What you are asked to do = Each line that contains the string "color" counts once; report how many such lines appear in the data, as a number only.

[Start Data listing]

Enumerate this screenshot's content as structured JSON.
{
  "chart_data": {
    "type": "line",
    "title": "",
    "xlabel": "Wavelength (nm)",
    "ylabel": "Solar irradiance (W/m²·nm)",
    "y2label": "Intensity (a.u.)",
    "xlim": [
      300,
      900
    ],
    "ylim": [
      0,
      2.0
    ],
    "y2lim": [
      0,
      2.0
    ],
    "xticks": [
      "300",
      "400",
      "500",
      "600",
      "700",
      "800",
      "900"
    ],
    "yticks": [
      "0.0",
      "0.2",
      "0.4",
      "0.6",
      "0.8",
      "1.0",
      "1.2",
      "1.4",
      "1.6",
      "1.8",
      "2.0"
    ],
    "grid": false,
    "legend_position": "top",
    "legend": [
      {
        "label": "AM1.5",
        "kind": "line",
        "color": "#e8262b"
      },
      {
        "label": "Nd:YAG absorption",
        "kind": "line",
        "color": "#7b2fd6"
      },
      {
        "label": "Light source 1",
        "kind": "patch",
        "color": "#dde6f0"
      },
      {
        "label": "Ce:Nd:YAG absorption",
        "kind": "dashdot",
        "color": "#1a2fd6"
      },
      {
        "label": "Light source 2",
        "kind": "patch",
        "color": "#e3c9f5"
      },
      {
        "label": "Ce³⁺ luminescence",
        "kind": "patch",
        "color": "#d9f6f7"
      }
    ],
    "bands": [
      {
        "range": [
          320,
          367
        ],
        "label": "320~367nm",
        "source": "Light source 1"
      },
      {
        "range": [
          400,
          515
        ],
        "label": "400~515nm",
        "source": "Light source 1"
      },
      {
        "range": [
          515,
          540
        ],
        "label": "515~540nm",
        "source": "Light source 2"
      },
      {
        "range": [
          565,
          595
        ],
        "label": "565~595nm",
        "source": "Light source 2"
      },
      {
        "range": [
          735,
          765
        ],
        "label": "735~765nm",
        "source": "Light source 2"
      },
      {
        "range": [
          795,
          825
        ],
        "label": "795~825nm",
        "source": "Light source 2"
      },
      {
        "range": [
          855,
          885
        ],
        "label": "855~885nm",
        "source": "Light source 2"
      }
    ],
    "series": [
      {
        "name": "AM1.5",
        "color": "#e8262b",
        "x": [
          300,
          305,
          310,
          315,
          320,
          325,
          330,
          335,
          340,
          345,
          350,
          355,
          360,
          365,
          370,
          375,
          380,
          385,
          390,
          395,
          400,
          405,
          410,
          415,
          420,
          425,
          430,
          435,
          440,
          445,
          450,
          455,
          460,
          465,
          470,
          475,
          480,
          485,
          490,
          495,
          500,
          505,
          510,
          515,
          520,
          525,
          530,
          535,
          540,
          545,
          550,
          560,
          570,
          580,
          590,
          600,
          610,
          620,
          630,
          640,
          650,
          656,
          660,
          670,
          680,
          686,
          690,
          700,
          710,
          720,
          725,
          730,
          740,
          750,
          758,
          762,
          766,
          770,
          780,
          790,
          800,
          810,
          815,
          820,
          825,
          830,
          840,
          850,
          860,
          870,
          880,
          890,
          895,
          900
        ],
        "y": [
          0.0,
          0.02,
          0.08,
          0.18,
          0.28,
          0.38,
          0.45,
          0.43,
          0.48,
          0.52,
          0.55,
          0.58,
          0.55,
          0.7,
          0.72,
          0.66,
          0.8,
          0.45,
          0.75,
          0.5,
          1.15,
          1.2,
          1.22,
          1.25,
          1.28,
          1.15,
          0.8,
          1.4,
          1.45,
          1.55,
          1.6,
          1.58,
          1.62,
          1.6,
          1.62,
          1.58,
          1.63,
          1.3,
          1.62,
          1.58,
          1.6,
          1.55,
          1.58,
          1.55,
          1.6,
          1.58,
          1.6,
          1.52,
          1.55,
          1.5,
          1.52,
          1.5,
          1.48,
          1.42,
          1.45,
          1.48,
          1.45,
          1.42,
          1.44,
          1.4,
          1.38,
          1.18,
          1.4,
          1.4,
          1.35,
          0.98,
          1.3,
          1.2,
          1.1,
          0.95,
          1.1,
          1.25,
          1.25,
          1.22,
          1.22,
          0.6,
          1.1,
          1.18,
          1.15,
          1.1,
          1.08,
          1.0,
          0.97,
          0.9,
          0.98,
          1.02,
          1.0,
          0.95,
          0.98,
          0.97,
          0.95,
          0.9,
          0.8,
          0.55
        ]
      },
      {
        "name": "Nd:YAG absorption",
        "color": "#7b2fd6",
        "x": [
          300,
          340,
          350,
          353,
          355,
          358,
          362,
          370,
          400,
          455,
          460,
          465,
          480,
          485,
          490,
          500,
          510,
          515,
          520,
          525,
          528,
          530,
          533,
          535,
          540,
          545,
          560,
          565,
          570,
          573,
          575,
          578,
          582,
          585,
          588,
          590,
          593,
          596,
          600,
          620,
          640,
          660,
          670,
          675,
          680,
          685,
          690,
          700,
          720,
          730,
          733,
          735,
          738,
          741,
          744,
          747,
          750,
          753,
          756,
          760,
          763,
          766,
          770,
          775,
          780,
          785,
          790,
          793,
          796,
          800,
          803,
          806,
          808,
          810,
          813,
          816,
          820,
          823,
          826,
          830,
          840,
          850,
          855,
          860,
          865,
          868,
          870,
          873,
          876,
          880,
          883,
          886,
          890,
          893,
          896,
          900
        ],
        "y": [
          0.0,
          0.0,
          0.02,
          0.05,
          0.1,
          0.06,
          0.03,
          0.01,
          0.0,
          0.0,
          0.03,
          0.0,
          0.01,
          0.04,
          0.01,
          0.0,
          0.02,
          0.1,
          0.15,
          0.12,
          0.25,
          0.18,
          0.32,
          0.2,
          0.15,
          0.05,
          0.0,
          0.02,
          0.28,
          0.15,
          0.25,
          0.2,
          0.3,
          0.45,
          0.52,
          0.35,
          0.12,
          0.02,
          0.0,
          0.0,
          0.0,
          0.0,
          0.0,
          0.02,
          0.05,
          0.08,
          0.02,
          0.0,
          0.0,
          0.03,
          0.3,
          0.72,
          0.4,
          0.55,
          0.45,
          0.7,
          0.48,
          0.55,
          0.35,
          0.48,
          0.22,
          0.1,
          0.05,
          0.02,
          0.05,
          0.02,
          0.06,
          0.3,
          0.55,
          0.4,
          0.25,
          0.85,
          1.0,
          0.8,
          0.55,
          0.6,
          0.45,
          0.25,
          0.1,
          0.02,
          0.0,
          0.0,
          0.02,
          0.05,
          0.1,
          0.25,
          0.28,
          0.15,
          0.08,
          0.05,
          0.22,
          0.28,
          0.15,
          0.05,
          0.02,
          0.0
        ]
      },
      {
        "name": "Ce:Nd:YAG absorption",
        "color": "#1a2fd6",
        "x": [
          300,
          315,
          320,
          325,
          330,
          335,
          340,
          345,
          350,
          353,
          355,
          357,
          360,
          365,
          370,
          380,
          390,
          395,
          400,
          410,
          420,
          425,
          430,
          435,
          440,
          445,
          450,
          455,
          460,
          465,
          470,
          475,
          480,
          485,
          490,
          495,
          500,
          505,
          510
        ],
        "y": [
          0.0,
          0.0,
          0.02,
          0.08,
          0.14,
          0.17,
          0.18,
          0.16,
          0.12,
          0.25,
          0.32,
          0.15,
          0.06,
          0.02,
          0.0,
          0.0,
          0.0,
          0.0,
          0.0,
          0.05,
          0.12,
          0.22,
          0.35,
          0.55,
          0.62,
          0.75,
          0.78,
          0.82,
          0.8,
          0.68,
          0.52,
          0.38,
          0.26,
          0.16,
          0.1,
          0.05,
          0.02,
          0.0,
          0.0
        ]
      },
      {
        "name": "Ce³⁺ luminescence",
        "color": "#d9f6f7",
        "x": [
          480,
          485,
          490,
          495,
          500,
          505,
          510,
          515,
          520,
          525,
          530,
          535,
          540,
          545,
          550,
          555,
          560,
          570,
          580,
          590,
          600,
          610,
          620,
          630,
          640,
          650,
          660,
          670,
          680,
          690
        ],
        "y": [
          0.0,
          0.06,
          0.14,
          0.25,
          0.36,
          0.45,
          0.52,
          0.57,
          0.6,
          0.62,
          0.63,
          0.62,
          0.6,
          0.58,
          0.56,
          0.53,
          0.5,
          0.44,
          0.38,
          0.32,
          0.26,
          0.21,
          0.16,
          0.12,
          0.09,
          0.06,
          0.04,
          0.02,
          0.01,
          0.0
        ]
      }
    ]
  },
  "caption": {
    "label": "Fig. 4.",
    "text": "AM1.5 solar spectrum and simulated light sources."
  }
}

[End Data listing]

Expected output = 10